#### [To be done]
Copy each line holding the string "legend".

#### [Exercise input]
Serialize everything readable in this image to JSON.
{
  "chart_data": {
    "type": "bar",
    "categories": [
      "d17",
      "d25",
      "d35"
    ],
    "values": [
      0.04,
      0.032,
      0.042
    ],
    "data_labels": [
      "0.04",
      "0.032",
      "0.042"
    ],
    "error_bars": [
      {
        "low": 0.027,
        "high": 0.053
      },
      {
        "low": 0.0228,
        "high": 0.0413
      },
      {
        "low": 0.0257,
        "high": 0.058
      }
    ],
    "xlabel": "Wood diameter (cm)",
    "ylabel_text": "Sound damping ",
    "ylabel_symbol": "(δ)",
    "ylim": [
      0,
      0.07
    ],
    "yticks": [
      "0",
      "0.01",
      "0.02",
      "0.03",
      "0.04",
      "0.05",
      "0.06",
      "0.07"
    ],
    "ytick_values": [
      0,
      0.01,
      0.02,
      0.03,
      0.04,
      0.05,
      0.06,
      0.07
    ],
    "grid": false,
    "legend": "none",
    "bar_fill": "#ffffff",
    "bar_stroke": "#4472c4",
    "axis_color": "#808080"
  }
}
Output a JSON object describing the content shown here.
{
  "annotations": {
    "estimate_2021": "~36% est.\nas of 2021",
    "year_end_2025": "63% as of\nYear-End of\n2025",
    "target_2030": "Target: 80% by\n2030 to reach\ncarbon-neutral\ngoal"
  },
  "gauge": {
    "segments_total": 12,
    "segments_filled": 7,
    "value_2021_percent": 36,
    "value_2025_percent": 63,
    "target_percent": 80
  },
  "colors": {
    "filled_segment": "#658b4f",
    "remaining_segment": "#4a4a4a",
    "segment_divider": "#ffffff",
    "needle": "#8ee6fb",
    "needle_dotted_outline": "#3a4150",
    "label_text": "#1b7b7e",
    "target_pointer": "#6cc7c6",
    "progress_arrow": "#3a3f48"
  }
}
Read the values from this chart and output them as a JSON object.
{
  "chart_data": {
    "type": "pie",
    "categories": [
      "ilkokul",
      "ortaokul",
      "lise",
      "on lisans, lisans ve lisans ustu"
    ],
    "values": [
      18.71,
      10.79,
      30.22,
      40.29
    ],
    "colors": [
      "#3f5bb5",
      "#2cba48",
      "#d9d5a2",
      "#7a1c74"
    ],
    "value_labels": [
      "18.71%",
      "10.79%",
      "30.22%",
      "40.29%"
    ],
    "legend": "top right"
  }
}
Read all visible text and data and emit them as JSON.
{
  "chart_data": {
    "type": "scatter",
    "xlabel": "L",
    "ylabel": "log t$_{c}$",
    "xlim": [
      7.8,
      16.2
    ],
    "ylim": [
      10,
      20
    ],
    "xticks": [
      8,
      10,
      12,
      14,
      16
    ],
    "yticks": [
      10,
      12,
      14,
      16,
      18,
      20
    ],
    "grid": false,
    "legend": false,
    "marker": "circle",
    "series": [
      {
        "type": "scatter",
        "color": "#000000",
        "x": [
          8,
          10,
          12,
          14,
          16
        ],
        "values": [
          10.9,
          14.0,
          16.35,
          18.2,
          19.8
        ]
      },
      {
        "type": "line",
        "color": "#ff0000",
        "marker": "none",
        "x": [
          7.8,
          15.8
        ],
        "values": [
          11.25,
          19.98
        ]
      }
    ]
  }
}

#### [Written solution]
    "legend": "none",
    "legend": "top right"
    "legend": false,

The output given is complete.